- Aim: Report each line of the data that has "SDTVAR" somewhere in it.

— Start Extracted entries —

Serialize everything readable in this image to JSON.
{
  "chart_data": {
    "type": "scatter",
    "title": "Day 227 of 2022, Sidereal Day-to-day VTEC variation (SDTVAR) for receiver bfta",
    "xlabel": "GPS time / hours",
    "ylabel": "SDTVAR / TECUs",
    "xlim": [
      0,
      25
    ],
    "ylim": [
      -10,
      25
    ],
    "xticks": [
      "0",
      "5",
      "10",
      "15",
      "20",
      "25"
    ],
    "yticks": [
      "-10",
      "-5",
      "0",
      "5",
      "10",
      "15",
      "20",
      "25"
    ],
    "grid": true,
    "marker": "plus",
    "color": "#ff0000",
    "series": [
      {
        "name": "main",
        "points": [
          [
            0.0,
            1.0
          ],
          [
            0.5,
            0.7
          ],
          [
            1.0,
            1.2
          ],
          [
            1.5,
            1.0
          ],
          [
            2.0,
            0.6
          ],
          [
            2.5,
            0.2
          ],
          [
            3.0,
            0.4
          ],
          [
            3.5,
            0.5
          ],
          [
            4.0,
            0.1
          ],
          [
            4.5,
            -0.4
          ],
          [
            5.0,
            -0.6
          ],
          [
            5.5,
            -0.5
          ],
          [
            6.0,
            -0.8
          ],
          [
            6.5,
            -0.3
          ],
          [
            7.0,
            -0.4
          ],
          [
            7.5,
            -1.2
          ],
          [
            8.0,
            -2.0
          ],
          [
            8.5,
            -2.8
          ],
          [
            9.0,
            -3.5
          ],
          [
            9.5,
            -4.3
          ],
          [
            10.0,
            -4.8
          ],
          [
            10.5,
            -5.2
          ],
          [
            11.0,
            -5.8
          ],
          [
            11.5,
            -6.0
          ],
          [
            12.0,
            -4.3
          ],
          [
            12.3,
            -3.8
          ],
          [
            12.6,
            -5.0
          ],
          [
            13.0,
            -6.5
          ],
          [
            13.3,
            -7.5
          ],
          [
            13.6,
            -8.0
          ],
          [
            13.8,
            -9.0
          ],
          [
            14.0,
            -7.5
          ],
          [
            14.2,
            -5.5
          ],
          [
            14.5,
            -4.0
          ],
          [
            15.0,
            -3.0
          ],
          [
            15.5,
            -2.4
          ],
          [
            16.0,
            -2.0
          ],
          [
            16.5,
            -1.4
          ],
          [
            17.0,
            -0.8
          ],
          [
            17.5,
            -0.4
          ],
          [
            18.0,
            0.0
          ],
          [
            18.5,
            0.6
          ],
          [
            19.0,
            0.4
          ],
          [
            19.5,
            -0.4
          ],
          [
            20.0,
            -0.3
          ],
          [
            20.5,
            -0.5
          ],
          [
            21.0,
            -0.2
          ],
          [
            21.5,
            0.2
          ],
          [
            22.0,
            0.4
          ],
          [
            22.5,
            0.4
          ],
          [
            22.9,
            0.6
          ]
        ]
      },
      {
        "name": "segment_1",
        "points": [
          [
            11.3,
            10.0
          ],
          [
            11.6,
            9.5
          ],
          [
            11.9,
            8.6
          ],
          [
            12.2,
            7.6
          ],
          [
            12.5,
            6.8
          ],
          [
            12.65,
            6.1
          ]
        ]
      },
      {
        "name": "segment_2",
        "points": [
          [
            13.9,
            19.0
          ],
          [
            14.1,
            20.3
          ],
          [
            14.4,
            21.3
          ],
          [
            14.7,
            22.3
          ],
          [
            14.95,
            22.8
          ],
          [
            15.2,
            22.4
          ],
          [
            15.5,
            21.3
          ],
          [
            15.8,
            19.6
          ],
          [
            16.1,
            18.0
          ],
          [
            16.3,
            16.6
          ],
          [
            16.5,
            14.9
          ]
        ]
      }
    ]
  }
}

— End Extracted entries —

- Response to the task:
    "title": "Day 227 of 2022, Sidereal Day-to-day VTEC variation (SDTVAR) for receiver bfta",
    "ylabel": "SDTVAR / TECUs",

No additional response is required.